(Records from a dataset)
--- Start ---

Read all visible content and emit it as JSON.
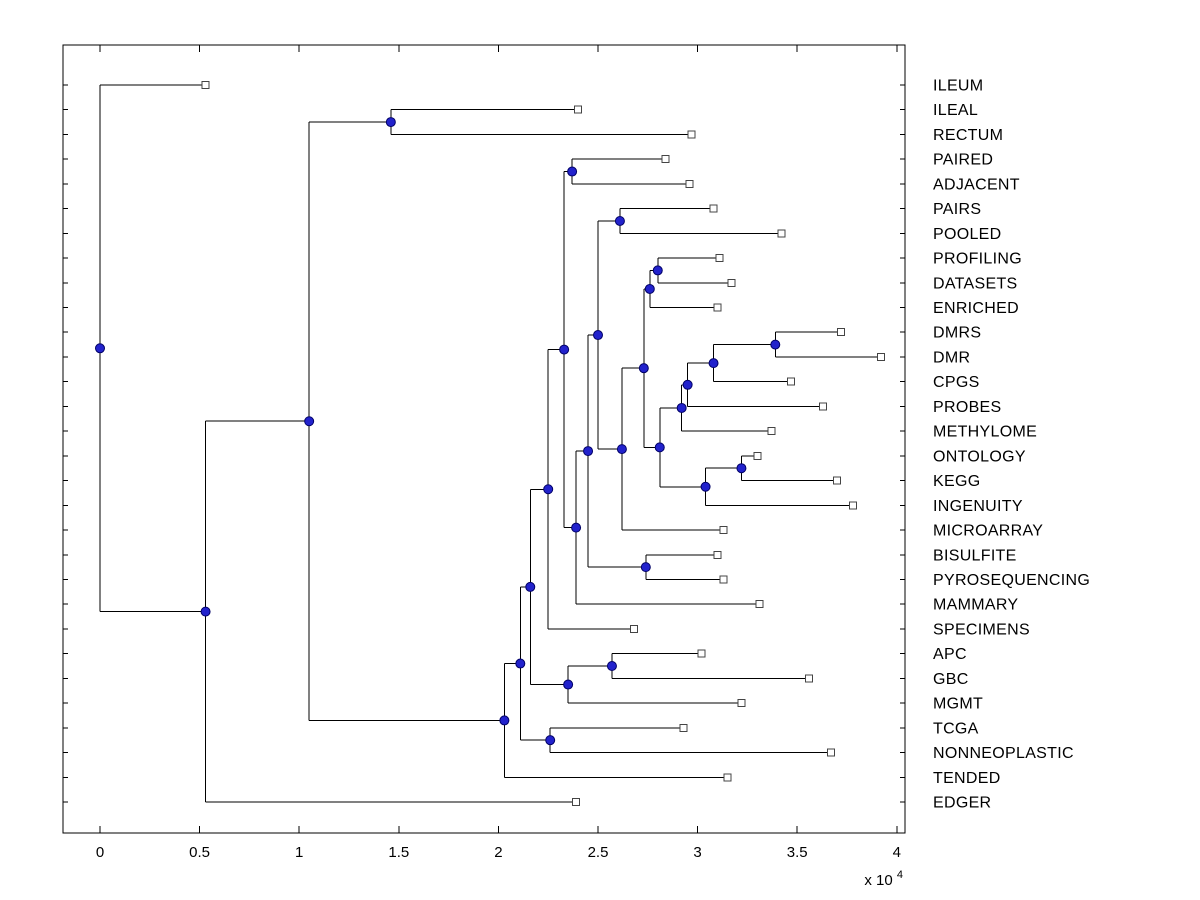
{
  "figure": {
    "background": "#ffffff",
    "description": "Hierarchical clustering dendrogram (phylogenetic-style tree), root at left, leaf labels at right"
  },
  "chart_data": {
    "type": "dendrogram",
    "orientation": "left-to-right",
    "title": "",
    "xlabel": "",
    "ylabel": "",
    "x_axis": {
      "xlim": [
        -0.19,
        4.05
      ],
      "ticks": [
        0,
        0.5,
        1,
        1.5,
        2,
        2.5,
        3,
        3.5,
        4
      ],
      "tick_labels": [
        "0",
        "0.5",
        "1",
        "1.5",
        "2",
        "2.5",
        "3",
        "3.5",
        "4"
      ],
      "multiplier_label": "x 10",
      "multiplier_exponent": "4"
    },
    "legend": null,
    "grid": false,
    "markers": {
      "leaf": "open-square",
      "branch": "filled-circle"
    },
    "colors": {
      "line": "#000000",
      "branch_fill": "#2222cc",
      "branch_edge": "#000066",
      "leaf_fill": "#ffffff",
      "leaf_edge": "#444444",
      "box": "#000000",
      "text": "#000000"
    },
    "leaf_labels": [
      "ILEUM",
      "ILEAL",
      "RECTUM",
      "PAIRED",
      "ADJACENT",
      "PAIRS",
      "POOLED",
      "PROFILING",
      "DATASETS",
      "ENRICHED",
      "DMRS",
      "DMR",
      "CPGS",
      "PROBES",
      "METHYLOME",
      "ONTOLOGY",
      "KEGG",
      "INGENUITY",
      "MICROARRAY",
      "BISULFITE",
      "PYROSEQUENCING",
      "MAMMARY",
      "SPECIMENS",
      "APC",
      "GBC",
      "MGMT",
      "TCGA",
      "NONNEOPLASTIC",
      "TENDED",
      "EDGER"
    ],
    "tree": {
      "x": 0.0,
      "children": [
        {
          "leaf": "ILEUM",
          "x": 0.53
        },
        {
          "x": 0.53,
          "children": [
            {
              "x": 1.05,
              "children": [
                {
                  "x": 1.46,
                  "children": [
                    {
                      "leaf": "ILEAL",
                      "x": 2.4
                    },
                    {
                      "leaf": "RECTUM",
                      "x": 2.97
                    }
                  ]
                },
                {
                  "x": 2.03,
                  "children": [
                    {
                      "x": 2.11,
                      "children": [
                        {
                          "x": 2.16,
                          "children": [
                            {
                              "x": 2.25,
                              "children": [
                                {
                                  "x": 2.33,
                                  "children": [
                                    {
                                      "x": 2.37,
                                      "children": [
                                        {
                                          "leaf": "PAIRED",
                                          "x": 2.84
                                        },
                                        {
                                          "leaf": "ADJACENT",
                                          "x": 2.96
                                        }
                                      ]
                                    },
                                    {
                                      "x": 2.39,
                                      "children": [
                                        {
                                          "x": 2.45,
                                          "children": [
                                            {
                                              "x": 2.5,
                                              "children": [
                                                {
                                                  "x": 2.61,
                                                  "children": [
                                                    {
                                                      "leaf": "PAIRS",
                                                      "x": 3.08
                                                    },
                                                    {
                                                      "leaf": "POOLED",
                                                      "x": 3.42
                                                    }
                                                  ]
                                                },
                                                {
                                                  "x": 2.62,
                                                  "children": [
                                                    {
                                                      "x": 2.73,
                                                      "children": [
                                                        {
                                                          "x": 2.76,
                                                          "children": [
                                                            {
                                                              "x": 2.8,
                                                              "children": [
                                                                {
                                                                  "leaf": "PROFILING",
                                                                  "x": 3.11
                                                                },
                                                                {
                                                                  "leaf": "DATASETS",
                                                                  "x": 3.17
                                                                }
                                                              ]
                                                            },
                                                            {
                                                              "leaf": "ENRICHED",
                                                              "x": 3.1
                                                            }
                                                          ]
                                                        },
                                                        {
                                                          "x": 2.81,
                                                          "children": [
                                                            {
                                                              "x": 2.92,
                                                              "children": [
                                                                {
                                                                  "x": 2.95,
                                                                  "children": [
                                                                    {
                                                                      "x": 3.08,
                                                                      "children": [
                                                                        {
                                                                          "x": 3.39,
                                                                          "children": [
                                                                            {
                                                                              "leaf": "DMRS",
                                                                              "x": 3.72
                                                                            },
                                                                            {
                                                                              "leaf": "DMR",
                                                                              "x": 3.92
                                                                            }
                                                                          ]
                                                                        },
                                                                        {
                                                                          "leaf": "CPGS",
                                                                          "x": 3.47
                                                                        }
                                                                      ]
                                                                    },
                                                                    {
                                                                      "leaf": "PROBES",
                                                                      "x": 3.63
                                                                    }
                                                                  ]
                                                                },
                                                                {
                                                                  "leaf": "METHYLOME",
                                                                  "x": 3.37
                                                                }
                                                              ]
                                                            },
                                                            {
                                                              "x": 3.04,
                                                              "children": [
                                                                {
                                                                  "x": 3.22,
                                                                  "children": [
                                                                    {
                                                                      "leaf": "ONTOLOGY",
                                                                      "x": 3.3
                                                                    },
                                                                    {
                                                                      "leaf": "KEGG",
                                                                      "x": 3.7
                                                                    }
                                                                  ]
                                                                },
                                                                {
                                                                  "leaf": "INGENUITY",
                                                                  "x": 3.78
                                                                }
                                                              ]
                                                            }
                                                          ]
                                                        }
                                                      ]
                                                    },
                                                    {
                                                      "leaf": "MICROARRAY",
                                                      "x": 3.13
                                                    }
                                                  ]
                                                }
                                              ]
                                            },
                                            {
                                              "x": 2.74,
                                              "children": [
                                                {
                                                  "leaf": "BISULFITE",
                                                  "x": 3.1
                                                },
                                                {
                                                  "leaf": "PYROSEQUENCING",
                                                  "x": 3.13
                                                }
                                              ]
                                            }
                                          ]
                                        },
                                        {
                                          "leaf": "MAMMARY",
                                          "x": 3.31
                                        }
                                      ]
                                    }
                                  ]
                                },
                                {
                                  "leaf": "SPECIMENS",
                                  "x": 2.68
                                }
                              ]
                            },
                            {
                              "x": 2.35,
                              "children": [
                                {
                                  "x": 2.57,
                                  "children": [
                                    {
                                      "leaf": "APC",
                                      "x": 3.02
                                    },
                                    {
                                      "leaf": "GBC",
                                      "x": 3.56
                                    }
                                  ]
                                },
                                {
                                  "leaf": "MGMT",
                                  "x": 3.22
                                }
                              ]
                            }
                          ]
                        },
                        {
                          "x": 2.26,
                          "children": [
                            {
                              "leaf": "TCGA",
                              "x": 2.93
                            },
                            {
                              "leaf": "NONNEOPLASTIC",
                              "x": 3.67
                            }
                          ]
                        }
                      ]
                    },
                    {
                      "leaf": "TENDED",
                      "x": 3.15
                    }
                  ]
                }
              ]
            },
            {
              "leaf": "EDGER",
              "x": 2.39
            }
          ]
        }
      ]
    }
  }
}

--- End ---

WHAT IS REQUIRED :: Word for word, quote the lines above. Omit the pictures.

ANSWER IN FULL ::
Read all visible content and emit it as JSON.
{
  "figure": {
    "background": "#ffffff",
    "description": "Hierarchical clustering dendrogram (phylogenetic-style tree), root at left, leaf labels at right"
  },
  "chart_data": {
    "type": "dendrogram",
    "orientation": "left-to-right",
    "title": "",
    "xlabel": "",
    "ylabel": "",
    "x_axis": {
      "xlim": [
        -0.19,
        4.05
      ],
      "ticks": [
        0,
        0.5,
        1,
        1.5,
        2,
        2.5,
        3,
        3.5,
        4
      ],
      "tick_labels": [
        "0",
        "0.5",
        "1",
        "1.5",
        "2",
        "2.5",
        "3",
        "3.5",
        "4"
      ],
      "multiplier_label": "x 10",
      "multiplier_exponent": "4"
    },
    "legend": null,
    "grid": false,
    "markers": {
      "leaf": "open-square",
      "branch": "filled-circle"
    },
    "colors": {
      "line": "#000000",
      "branch_fill": "#2222cc",
      "branch_edge": "#000066",
      "leaf_fill": "#ffffff",
      "leaf_edge": "#444444",
      "box": "#000000",
      "text": "#000000"
    },
    "leaf_labels": [
      "ILEUM",
      "ILEAL",
      "RECTUM",
      "PAIRED",
      "ADJACENT",
      "PAIRS",
      "POOLED",
      "PROFILING",
      "DATASETS",
      "ENRICHED",
      "DMRS",
      "DMR",
      "CPGS",
      "PROBES",
      "METHYLOME",
      "ONTOLOGY",
      "KEGG",
      "INGENUITY",
      "MICROARRAY",
      "BISULFITE",
      "PYROSEQUENCING",
      "MAMMARY",
      "SPECIMENS",
      "APC",
      "GBC",
      "MGMT",
      "TCGA",
      "NONNEOPLASTIC",
      "TENDED",
      "EDGER"
    ],
    "tree": {
      "x": 0.0,
      "children": [
        {
          "leaf": "ILEUM",
          "x": 0.53
        },
        {
          "x": 0.53,
          "children": [
            {
              "x": 1.05,
              "children": [
                {
                  "x": 1.46,
                  "children": [
                    {
                      "leaf": "ILEAL",
                      "x": 2.4
                    },
                    {
                      "leaf": "RECTUM",
                      "x": 2.97
                    }
                  ]
                },
                {
                  "x": 2.03,
                  "children": [
                    {
                      "x": 2.11,
                      "children": [
                        {
                          "x": 2.16,
                          "children": [
                            {
                              "x": 2.25,
                              "children": [
                                {
                                  "x": 2.33,
                                  "children": [
                                    {
                                      "x": 2.37,
                                      "children": [
                                        {
                                          "leaf": "PAIRED",
                                          "x": 2.84
                                        },
                                        {
                                          "leaf": "ADJACENT",
                                          "x": 2.96
                                        }
                                      ]
                                    },
                                    {
                                      "x": 2.39,
                                      "children": [
                                        {
                                          "x": 2.45,
                                          "children": [
                                            {
                                              "x": 2.5,
                                              "children": [
                                                {
                                                  "x": 2.61,
                                                  "children": [
                                                    {
                                                      "leaf": "PAIRS",
                                                      "x": 3.08
                                                    },
                                                    {
                                                      "leaf": "POOLED",
                                                      "x": 3.42
                                                    }
                                                  ]
                                                },
                                                {
                                                  "x": 2.62,
                                                  "children": [
                                                    {
                                                      "x": 2.73,
                                                      "children": [
                                                        {
                                                          "x": 2.76,
                                                          "children": [
                                                            {
                                                              "x": 2.8,
                                                              "children": [
                                                                {
                                                                  "leaf": "PROFILING",
                                                                  "x": 3.11
                                                                },
                                                                {
                                                                  "leaf": "DATASETS",
                                                                  "x": 3.17
                                                                }
                                                              ]
                                                            },
                                                            {
                                                              "leaf": "ENRICHED",
                                                              "x": 3.1
                                                            }
                                                          ]
                                                        },
                                                        {
                                                          "x": 2.81,
                                                          "children": [
                                                            {
                                                              "x": 2.92,
                                                              "children": [
                                                                {
                                                                  "x": 2.95,
                                                                  "children": [
                                                                    {
                                                                      "x": 3.08,
                                                                      "children": [
                                                                        {
                                                                          "x": 3.39,
                                                                          "children": [
                                                                            {
                                                                              "leaf": "DMRS",
                                                                              "x": 3.72
                                                                            },
                                                                            {
                                                                              "leaf": "DMR",
                                                                              "x": 3.92
                                                                            }
                                                                          ]
                                                                        },
                                                                        {
                                                                          "leaf": "CPGS",
                                                                          "x": 3.47
                                                                        }
                                                                      ]
                                                                    },
                                                                    {
                                                                      "leaf": "PROBES",
                                                                      "x": 3.63
                                                                    }
                                                                  ]
                                                                },
                                                                {
                                                                  "leaf": "METHYLOME",
                                                                  "x": 3.37
                                                                }
                                                              ]
                                                            },
                                                            {
                                                              "x": 3.04,
                                                              "children": [
                                                                {
                                                                  "x": 3.22,
                                                                  "children": [
                                                                    {
                                                                      "leaf": "ONTOLOGY",
                                                                      "x": 3.3
                                                                    },
                                                                    {
                                                                      "leaf": "KEGG",
                                                                      "x": 3.7
                                                                    }
                                                                  ]
                                                                },
                                                                {
                                                                  "leaf": "INGENUITY",
                                                                  "x": 3.78
                                                                }
                                                              ]
                                                            }
                                                          ]
                                                        }
                                                      ]
                                                    },
                                                    {
                                                      "leaf": "MICROARRAY",
                                                      "x": 3.13
                                                    }
                                                  ]
                                                }
                                              ]
                                            },
                                            {
                                              "x": 2.74,
                                              "children": [
                                                {
                                                  "leaf": "BISULFITE",
                                                  "x": 3.1
                                                },
                                                {
                                                  "leaf": "PYROSEQUENCING",
                                                  "x": 3.13
                                                }
                                              ]
                                            }
                                          ]
                                        },
                                        {
                                          "leaf": "MAMMARY",
                                          "x": 3.31
                                        }
                                      ]
                                    }
                                  ]
                                },
                                {
                                  "leaf": "SPECIMENS",
                                  "x": 2.68
                                }
                              ]
                            },
                            {
                              "x": 2.35,
                              "children": [
                                {
                                  "x": 2.57,
                                  "children": [
                                    {
                                      "leaf": "APC",
                                      "x": 3.02
                                    },
                                    {
                                      "leaf": "GBC",
                                      "x": 3.56
                                    }
                                  ]
                                },
                                {
                                  "leaf": "MGMT",
                                  "x": 3.22
                                }
                              ]
                            }
                          ]
                        },
                        {
                          "x": 2.26,
                          "children": [
                            {
                              "leaf": "TCGA",
                              "x": 2.93
                            },
                            {
                              "leaf": "NONNEOPLASTIC",
                              "x": 3.67
                            }
                          ]
                        }
                      ]
                    },
                    {
                      "leaf": "TENDED",
                      "x": 3.15
                    }
                  ]
                }
              ]
            },
            {
              "leaf": "EDGER",
              "x": 2.39
            }
          ]
        }
      ]
    }
  }
}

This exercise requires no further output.